_Instructions to follow:_ Work through the material below and count the lines holding the word "kerékpárút"; give that count and nothing more.

_Given entries:_
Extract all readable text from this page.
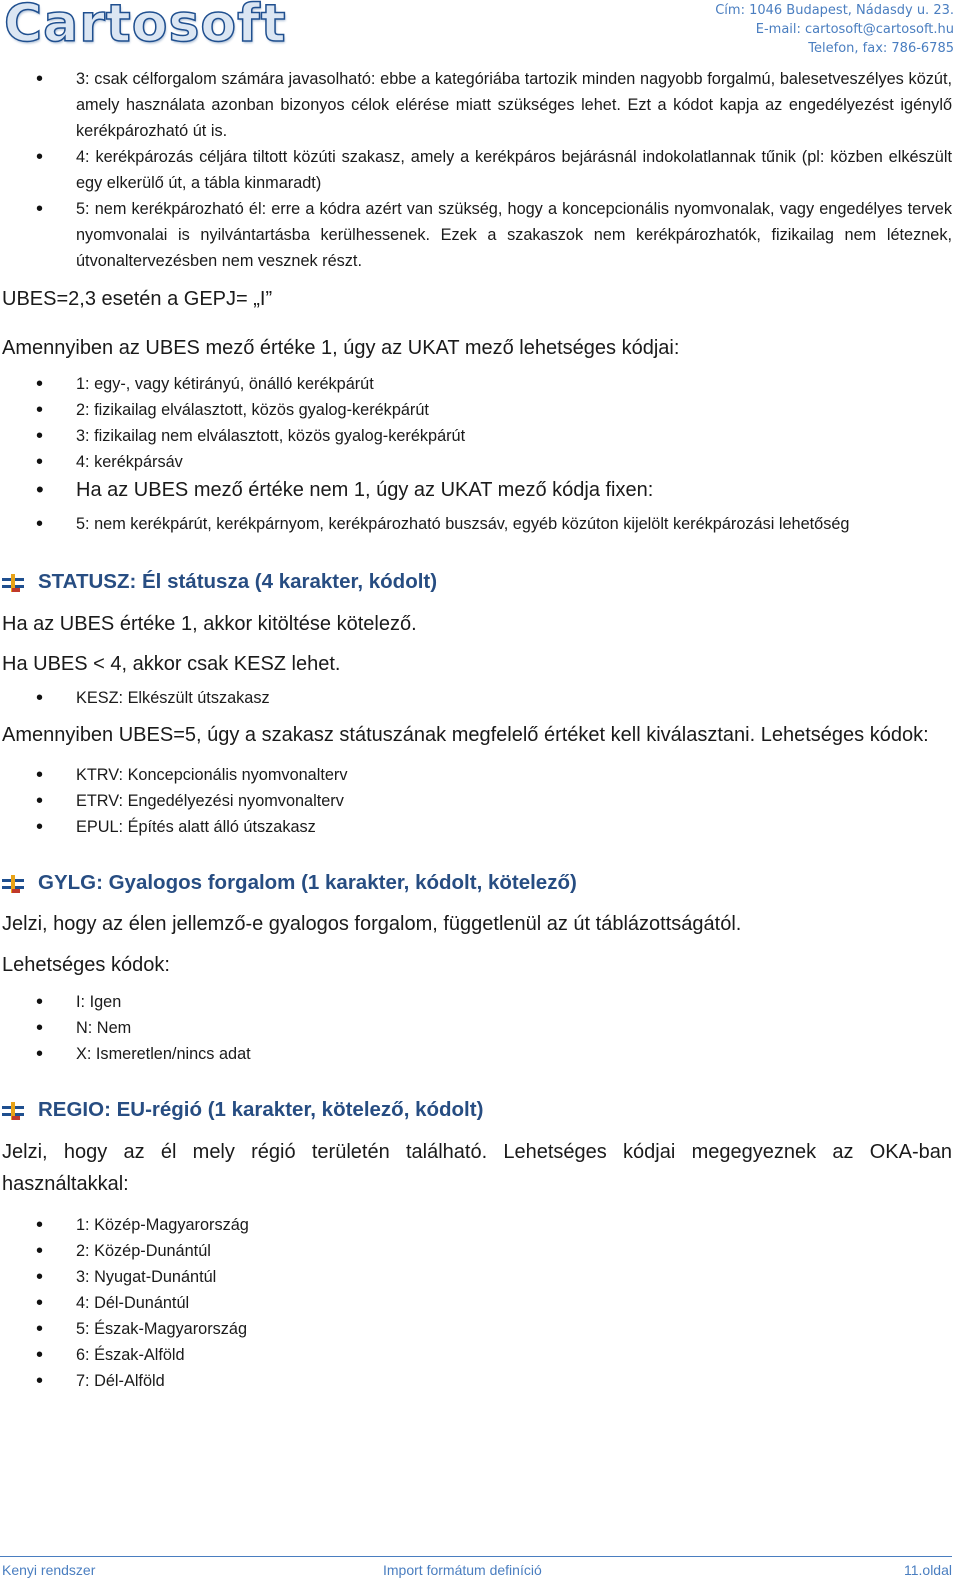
Cartosoft	Cím: 1046 Budapest, Nádasdy u. 23.
E-mail: cartosoft@cartosoft.hu
Telefon, fax: 786-6785
• 3: csak célforgalom számára javasolható: ebbe a kategóriába tartozik minden nagyobb forgalmú, balesetveszélyes közút, amely használata azonban bizonyos célok elérése miatt szükséges lehet. Ezt a kódot kapja az engedélyezést igénylő kerékpározható út is.
• 4: kerékpározás céljára tiltott közúti szakasz, amely a kerékpáros bejárásnál indokolatlannak tűnik (pl: közben elkészült egy elkerülő út, a tábla kinmaradt)
• 5: nem kerékpározható él: erre a kódra azért van szükség, hogy a koncepcionális nyomvonalak, vagy engedélyes tervek nyomvonalai is nyilvántartásba kerülhessenek. Ezek a szakaszok nem kerékpározhatók, fizikailag nem léteznek, útvonaltervezésben nem vesznek részt.

UBES=2,3 esetén a GEPJ= „I”

Amennyiben az UBES mező értéke 1, úgy az UKAT mező lehetséges kódjai:

• 1: egy-, vagy kétirányú, önálló kerékpárút
• 2: fizikailag elválasztott, közös gyalog-kerékpárút
• 3: fizikailag nem elválasztott, közös gyalog-kerékpárút
• 4: kerékpársáv
• Ha az UBES mező értéke nem 1, úgy az UKAT mező kódja fixen:
• 5: nem kerékpárút, kerékpárnyom, kerékpározható buszsáv, egyéb közúton kijelölt kerékpározási lehetőség
STATUSZ: Él státusza (4 karakter, kódolt)

Ha az UBES értéke 1, akkor kitöltése kötelező.

Ha UBES < 4, akkor csak KESZ lehet.

• KESZ: Elkészült útszakasz

Amennyiben UBES=5, úgy a szakasz státuszának megfelelő értéket kell kiválasztani. Lehetséges kódok:

• KTRV: Koncepcionális nyomvonalterv
• ETRV: Engedélyezési nyomvonalterv
• EPUL: Építés alatt álló útszakasz
GYLG: Gyalogos forgalom (1 karakter, kódolt, kötelező)

Jelzi, hogy az élen jellemző-e gyalogos forgalom, függetlenül az út táblázottságától.

Lehetséges kódok:

• I: Igen
• N: Nem
• X: Ismeretlen/nincs adat
REGIO: EU-régió (1 karakter, kötelező, kódolt)

Jelzi, hogy az él mely régió területén található. Lehetséges kódjai megegyeznek az OKA-ban használtakkal:

• 1: Közép-Magyarország
• 2: Közép-Dunántúl
• 3: Nyugat-Dunántúl
• 4: Dél-Dunántúl
• 5: Észak-Magyarország
• 6: Észak-Alföld
• 7: Dél-Alföld
Kenyi rendszer	Import formátum definíció	11.oldal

_Expected answer:_ 4